Do this:
Gather all lines with the word "Если" in them.

Data records:
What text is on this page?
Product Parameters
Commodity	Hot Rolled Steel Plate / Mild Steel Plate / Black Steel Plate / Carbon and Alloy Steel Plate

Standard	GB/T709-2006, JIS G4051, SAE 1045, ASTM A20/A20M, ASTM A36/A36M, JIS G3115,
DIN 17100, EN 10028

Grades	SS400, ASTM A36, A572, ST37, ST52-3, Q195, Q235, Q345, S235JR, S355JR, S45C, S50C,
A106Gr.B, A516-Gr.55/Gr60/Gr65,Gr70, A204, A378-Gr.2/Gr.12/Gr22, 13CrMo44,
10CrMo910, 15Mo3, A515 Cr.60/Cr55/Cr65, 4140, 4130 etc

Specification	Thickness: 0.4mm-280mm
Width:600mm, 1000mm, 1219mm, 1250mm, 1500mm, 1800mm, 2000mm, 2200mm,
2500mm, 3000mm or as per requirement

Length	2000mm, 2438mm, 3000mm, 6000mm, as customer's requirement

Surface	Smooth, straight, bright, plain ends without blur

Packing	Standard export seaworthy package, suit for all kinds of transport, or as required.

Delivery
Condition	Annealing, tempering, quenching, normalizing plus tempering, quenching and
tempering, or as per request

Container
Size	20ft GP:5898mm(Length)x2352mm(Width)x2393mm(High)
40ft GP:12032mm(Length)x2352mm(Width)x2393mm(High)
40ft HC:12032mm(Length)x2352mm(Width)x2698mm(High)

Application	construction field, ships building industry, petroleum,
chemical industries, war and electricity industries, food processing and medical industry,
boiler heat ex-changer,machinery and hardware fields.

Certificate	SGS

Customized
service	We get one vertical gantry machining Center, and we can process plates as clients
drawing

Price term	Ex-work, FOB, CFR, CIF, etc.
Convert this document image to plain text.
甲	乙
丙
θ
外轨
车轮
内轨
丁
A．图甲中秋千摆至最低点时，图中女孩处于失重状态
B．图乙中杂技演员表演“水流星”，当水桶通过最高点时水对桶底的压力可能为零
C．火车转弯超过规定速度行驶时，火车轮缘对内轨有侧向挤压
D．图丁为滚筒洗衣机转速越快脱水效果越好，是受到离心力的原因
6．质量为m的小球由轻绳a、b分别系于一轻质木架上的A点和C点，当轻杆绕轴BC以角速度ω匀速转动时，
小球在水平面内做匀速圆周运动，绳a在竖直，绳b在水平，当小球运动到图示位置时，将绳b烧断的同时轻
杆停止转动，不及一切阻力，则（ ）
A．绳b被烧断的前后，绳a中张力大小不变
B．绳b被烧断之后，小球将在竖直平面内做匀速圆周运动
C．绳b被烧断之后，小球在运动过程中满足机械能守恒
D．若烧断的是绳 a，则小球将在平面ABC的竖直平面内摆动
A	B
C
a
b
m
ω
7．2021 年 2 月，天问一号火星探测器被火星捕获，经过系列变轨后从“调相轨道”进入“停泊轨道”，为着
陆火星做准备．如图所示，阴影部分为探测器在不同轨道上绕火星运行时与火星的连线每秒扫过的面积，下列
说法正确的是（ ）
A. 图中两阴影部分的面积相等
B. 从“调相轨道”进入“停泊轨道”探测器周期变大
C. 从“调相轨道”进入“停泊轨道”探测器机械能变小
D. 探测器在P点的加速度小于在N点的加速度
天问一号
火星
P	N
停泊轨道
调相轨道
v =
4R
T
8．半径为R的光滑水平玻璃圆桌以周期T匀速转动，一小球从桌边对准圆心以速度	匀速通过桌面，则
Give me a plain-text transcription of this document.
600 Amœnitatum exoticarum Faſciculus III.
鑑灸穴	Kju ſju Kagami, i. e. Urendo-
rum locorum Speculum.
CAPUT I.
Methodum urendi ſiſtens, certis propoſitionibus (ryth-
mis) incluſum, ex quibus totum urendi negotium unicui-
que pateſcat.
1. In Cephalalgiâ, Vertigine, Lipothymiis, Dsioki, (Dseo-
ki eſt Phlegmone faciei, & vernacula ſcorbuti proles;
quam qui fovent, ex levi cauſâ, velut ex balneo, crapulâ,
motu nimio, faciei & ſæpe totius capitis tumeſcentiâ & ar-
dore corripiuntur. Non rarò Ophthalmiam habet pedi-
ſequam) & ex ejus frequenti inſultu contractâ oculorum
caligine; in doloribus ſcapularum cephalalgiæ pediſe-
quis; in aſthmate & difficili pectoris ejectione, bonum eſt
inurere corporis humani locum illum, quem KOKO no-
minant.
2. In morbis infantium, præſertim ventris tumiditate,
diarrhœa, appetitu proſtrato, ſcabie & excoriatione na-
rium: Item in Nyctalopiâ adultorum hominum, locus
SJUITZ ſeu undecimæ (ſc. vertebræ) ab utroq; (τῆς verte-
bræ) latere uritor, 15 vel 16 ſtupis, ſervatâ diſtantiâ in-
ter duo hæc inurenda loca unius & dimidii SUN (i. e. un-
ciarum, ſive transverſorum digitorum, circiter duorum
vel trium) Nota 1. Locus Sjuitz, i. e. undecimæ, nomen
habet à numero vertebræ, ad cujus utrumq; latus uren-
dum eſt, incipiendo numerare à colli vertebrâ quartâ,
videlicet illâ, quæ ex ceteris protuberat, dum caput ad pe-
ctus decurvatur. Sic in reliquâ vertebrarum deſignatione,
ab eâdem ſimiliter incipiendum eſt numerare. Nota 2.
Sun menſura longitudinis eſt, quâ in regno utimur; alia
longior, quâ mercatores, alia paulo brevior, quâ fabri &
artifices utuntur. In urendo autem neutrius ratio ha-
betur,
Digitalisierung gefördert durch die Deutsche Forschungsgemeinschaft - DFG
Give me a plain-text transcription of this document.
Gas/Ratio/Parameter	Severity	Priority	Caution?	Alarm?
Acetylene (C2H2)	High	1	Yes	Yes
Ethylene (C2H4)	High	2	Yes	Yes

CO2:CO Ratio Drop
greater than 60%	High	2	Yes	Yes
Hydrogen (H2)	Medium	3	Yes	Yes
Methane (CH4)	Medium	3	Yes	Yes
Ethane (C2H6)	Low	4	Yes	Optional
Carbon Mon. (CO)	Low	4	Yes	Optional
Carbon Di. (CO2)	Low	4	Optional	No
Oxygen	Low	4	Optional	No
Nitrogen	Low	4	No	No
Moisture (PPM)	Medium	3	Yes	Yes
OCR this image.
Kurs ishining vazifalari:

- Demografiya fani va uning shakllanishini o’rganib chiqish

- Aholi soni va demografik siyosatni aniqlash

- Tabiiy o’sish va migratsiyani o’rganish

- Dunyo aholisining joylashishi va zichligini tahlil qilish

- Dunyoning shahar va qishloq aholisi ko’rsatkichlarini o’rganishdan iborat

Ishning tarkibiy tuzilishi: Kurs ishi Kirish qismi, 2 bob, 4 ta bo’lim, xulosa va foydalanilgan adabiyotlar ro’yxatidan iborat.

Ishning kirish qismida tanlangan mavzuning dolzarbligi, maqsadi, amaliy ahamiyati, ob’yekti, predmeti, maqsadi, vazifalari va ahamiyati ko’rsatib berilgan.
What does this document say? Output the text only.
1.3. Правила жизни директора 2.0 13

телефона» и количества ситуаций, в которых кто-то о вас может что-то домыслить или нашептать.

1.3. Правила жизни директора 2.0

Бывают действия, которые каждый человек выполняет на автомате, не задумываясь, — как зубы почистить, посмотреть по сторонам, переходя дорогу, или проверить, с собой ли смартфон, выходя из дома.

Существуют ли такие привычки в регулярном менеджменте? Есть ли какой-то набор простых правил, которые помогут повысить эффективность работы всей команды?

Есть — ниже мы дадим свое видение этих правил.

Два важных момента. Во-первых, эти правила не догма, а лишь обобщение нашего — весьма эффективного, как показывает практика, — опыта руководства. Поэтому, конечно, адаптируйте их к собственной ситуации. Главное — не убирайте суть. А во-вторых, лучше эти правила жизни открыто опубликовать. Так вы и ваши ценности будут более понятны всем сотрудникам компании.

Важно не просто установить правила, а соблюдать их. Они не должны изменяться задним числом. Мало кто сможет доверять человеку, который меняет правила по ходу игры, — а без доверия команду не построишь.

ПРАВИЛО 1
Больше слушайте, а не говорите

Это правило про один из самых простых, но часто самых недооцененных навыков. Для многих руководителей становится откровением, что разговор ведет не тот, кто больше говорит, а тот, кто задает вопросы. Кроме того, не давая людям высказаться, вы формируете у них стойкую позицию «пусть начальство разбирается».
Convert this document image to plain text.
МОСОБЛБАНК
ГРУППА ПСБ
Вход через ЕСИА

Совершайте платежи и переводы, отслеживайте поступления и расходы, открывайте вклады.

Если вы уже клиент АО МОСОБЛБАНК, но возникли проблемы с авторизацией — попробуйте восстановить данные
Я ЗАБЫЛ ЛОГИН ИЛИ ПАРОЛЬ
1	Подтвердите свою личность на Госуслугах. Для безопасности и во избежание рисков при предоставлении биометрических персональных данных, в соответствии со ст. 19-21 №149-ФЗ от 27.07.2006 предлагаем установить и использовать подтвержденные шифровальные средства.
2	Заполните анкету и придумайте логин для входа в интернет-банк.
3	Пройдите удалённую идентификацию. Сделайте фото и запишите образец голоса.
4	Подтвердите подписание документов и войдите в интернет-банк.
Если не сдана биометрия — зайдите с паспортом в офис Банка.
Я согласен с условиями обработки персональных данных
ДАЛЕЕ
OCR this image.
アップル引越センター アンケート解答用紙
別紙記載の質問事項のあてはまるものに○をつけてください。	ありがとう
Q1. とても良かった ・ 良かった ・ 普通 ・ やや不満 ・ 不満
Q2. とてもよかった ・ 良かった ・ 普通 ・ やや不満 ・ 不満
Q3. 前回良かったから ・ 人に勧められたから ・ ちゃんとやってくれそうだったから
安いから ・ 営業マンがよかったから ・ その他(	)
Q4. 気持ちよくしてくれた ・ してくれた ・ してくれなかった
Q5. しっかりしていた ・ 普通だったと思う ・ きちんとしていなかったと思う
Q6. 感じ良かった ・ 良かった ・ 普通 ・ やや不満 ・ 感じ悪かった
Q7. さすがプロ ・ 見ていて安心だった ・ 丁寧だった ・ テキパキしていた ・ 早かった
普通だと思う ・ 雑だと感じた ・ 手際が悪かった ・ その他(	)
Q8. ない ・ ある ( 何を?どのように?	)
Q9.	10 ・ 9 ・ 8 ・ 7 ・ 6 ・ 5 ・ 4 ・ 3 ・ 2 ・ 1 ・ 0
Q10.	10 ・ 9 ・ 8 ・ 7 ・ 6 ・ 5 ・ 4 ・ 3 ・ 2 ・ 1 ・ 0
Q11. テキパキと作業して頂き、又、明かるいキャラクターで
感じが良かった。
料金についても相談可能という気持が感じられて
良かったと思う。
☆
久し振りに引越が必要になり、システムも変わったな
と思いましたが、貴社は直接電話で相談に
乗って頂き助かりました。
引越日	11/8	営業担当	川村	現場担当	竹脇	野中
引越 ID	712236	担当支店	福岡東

Answer:
Если вы уже клиент АО МОСОБЛБАНК, но возникли проблемы с авторизацией — попробуйте восстановить данные
Если не сдана биометрия — зайдите с паспортом в офис Банка.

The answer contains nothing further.